◆ To be done: Extract all lines that hold the string "list".

= = = = = = =

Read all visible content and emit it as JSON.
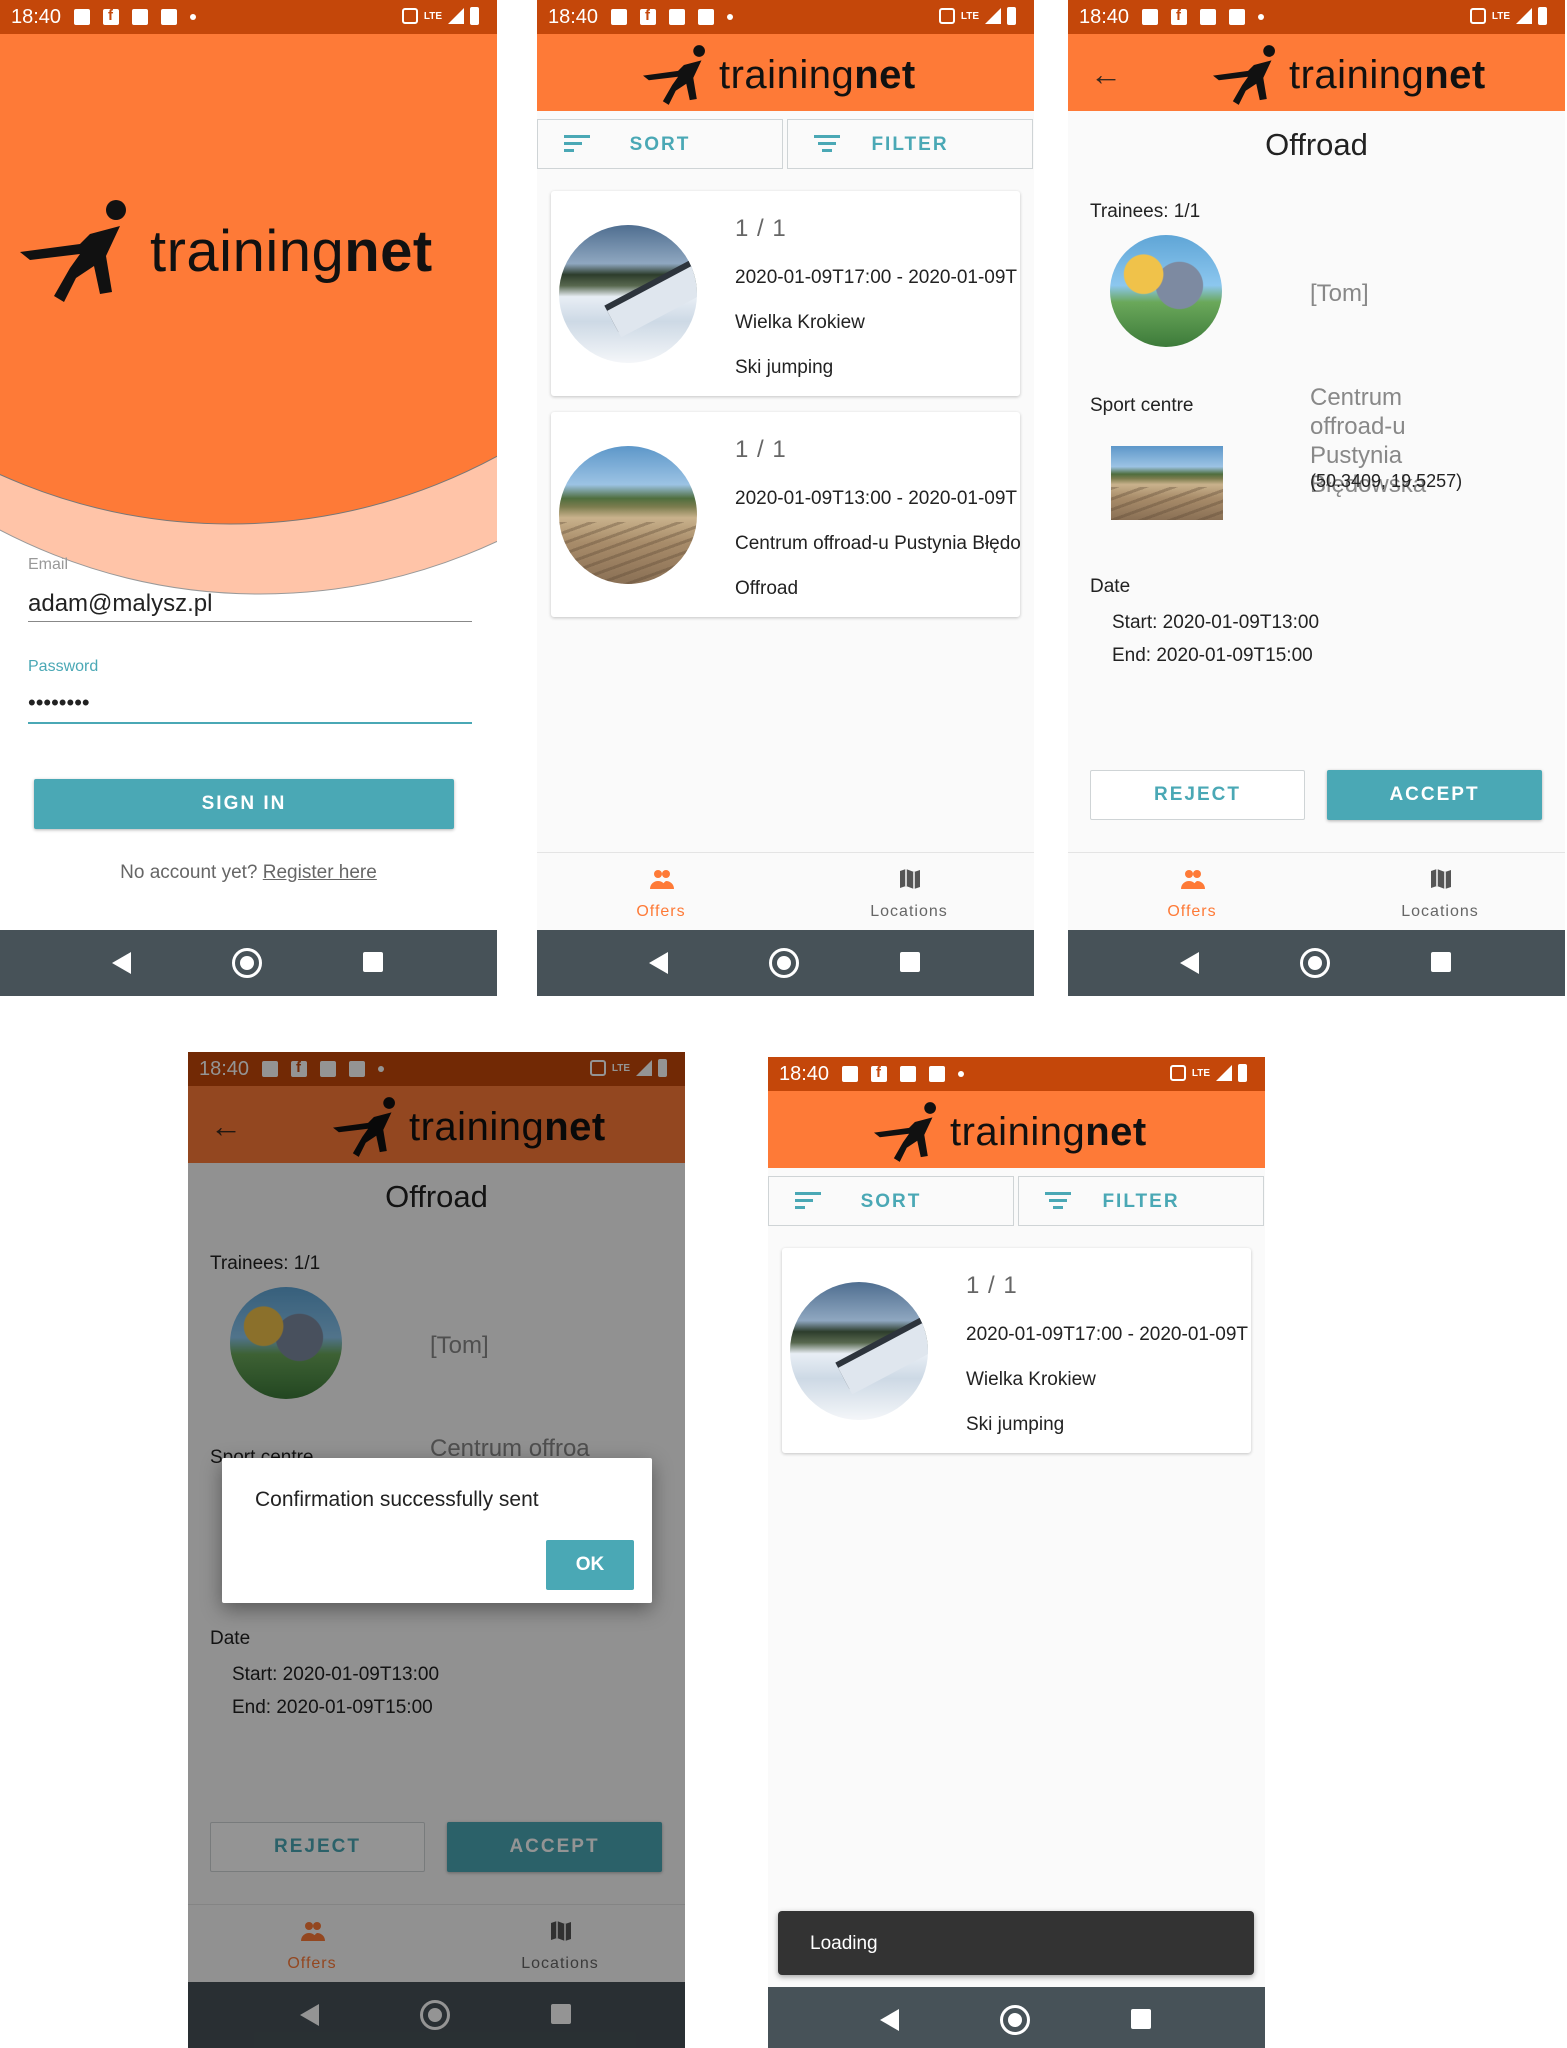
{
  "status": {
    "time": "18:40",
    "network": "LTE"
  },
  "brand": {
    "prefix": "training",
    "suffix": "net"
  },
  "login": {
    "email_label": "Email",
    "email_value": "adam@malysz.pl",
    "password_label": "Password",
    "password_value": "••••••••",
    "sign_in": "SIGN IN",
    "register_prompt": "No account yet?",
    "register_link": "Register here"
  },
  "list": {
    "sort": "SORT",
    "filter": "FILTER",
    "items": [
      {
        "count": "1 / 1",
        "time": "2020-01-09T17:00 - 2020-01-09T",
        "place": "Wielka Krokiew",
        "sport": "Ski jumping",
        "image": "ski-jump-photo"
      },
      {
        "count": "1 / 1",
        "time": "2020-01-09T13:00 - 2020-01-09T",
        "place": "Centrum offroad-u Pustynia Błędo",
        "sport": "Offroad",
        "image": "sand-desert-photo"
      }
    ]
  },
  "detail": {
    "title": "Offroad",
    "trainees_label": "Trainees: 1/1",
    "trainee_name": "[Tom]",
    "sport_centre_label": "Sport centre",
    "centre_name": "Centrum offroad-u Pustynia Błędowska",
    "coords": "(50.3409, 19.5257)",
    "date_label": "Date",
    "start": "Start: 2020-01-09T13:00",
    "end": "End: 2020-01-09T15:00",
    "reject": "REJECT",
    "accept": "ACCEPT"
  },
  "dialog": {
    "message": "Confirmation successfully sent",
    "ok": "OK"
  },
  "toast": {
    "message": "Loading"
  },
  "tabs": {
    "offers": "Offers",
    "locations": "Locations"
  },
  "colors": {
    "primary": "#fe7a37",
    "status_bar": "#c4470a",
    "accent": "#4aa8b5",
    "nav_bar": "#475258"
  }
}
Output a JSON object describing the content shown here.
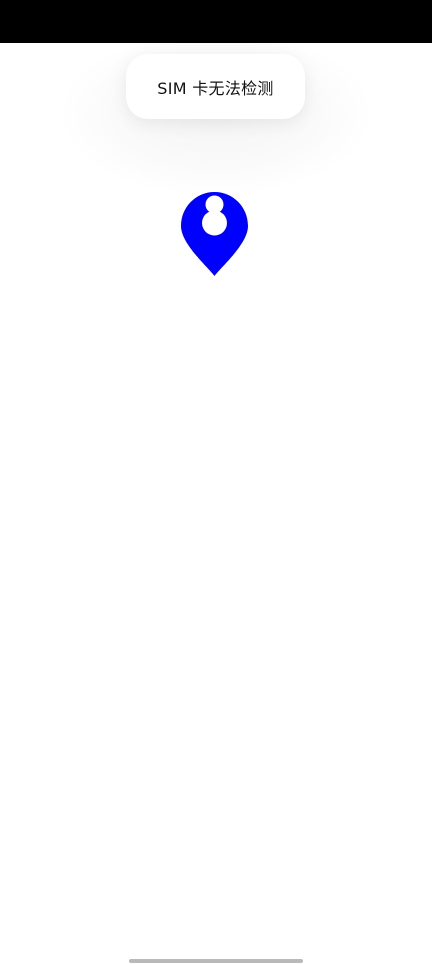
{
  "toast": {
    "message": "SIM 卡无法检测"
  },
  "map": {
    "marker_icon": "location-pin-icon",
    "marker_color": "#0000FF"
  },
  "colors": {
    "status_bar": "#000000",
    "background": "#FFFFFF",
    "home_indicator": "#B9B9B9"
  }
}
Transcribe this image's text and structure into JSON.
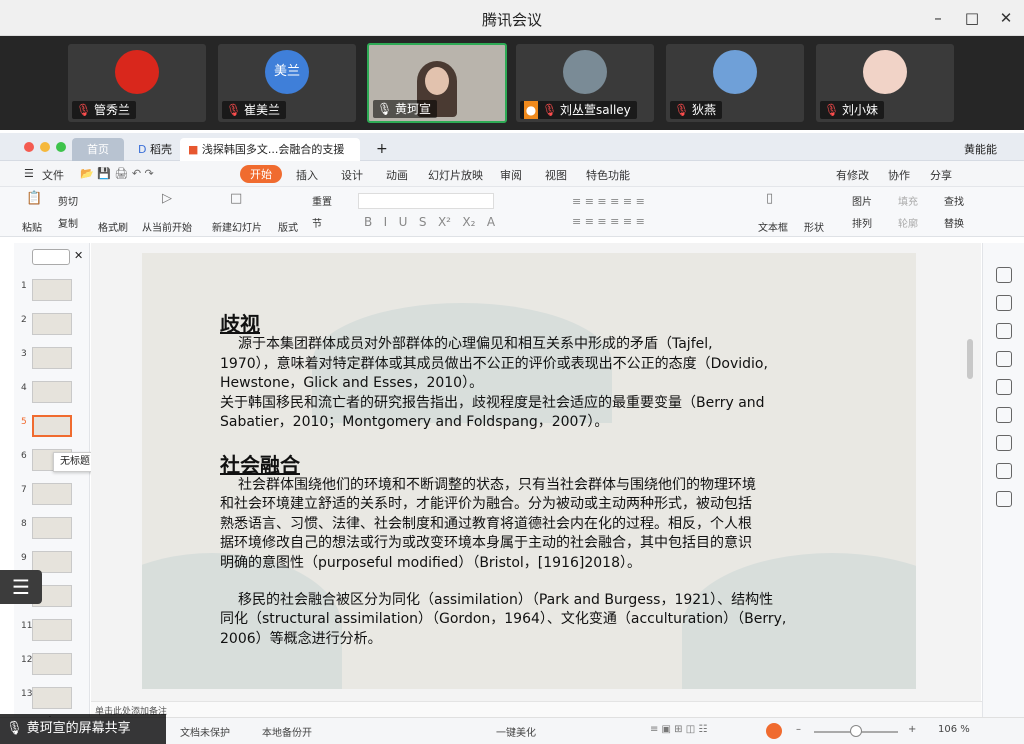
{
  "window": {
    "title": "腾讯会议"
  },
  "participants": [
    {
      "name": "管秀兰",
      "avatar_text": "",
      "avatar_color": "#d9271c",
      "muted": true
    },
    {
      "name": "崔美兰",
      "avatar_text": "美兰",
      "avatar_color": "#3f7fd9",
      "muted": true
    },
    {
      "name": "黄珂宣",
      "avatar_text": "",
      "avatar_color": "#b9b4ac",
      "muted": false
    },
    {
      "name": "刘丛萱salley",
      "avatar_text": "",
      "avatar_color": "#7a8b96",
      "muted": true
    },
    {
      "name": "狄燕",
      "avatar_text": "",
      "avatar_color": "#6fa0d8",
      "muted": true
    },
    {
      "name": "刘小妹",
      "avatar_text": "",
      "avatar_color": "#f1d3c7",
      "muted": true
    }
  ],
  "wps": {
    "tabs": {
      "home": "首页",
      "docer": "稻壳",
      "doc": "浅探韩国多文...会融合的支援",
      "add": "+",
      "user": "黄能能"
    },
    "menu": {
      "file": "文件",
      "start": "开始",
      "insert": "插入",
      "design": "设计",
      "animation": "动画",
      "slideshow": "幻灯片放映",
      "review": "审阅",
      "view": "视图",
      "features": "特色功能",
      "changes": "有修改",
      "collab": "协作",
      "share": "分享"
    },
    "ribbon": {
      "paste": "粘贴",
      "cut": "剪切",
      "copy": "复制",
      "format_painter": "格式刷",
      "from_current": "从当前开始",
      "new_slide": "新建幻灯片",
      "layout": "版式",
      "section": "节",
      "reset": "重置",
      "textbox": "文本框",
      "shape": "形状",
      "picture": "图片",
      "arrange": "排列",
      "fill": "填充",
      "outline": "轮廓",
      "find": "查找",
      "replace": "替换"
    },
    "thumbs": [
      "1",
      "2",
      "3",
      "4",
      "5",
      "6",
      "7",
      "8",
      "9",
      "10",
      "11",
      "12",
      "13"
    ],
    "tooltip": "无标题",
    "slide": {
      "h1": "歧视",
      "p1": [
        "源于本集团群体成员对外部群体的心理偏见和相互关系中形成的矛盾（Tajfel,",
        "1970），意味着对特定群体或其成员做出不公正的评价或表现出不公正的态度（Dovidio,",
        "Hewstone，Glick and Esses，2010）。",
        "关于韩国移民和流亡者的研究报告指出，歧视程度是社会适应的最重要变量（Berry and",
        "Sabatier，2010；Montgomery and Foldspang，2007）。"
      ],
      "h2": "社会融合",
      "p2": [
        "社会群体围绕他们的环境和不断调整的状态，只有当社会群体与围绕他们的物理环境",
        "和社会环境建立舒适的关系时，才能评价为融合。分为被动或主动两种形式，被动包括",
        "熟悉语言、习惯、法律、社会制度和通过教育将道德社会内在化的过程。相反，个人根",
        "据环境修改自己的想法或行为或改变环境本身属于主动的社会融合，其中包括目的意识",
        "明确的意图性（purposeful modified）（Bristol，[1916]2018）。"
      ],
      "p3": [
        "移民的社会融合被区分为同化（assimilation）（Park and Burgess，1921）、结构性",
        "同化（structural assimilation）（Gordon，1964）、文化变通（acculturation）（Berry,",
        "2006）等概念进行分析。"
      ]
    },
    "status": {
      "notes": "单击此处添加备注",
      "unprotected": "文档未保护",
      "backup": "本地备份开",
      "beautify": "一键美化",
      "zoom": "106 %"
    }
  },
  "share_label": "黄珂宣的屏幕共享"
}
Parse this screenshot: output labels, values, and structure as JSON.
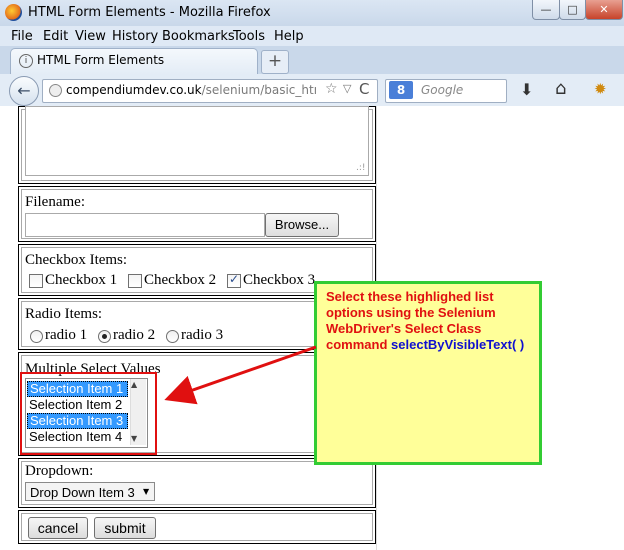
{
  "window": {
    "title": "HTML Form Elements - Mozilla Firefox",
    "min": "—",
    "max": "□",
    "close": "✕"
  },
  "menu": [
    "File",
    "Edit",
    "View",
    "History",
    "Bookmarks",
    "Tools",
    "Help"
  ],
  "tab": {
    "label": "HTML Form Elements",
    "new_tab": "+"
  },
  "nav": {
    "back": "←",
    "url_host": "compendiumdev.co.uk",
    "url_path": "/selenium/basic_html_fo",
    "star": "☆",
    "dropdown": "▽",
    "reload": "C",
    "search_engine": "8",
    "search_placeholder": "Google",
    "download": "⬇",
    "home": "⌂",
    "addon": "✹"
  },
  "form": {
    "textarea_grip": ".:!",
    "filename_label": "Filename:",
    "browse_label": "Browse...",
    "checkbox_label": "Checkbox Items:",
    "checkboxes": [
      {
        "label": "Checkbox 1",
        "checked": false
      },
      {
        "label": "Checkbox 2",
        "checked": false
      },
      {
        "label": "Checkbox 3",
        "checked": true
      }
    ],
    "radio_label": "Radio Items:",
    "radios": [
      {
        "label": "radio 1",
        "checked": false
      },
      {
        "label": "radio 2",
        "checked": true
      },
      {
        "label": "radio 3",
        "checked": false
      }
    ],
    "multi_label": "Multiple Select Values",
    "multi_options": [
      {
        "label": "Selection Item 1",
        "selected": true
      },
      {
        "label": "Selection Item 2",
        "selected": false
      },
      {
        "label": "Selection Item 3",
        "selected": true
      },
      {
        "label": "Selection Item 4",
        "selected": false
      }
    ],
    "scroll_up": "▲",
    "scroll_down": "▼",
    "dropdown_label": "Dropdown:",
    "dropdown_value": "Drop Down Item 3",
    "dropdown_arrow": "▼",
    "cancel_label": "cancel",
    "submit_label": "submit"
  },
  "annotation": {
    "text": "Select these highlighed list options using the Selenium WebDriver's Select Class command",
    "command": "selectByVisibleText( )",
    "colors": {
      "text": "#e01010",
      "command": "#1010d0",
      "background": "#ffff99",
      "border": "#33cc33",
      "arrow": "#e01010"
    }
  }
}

= = = = = = =

◆ Solution to this exercise:
  "list": {
    "text": "Select these highlighed list options using the Selenium WebDriver's Select Class command",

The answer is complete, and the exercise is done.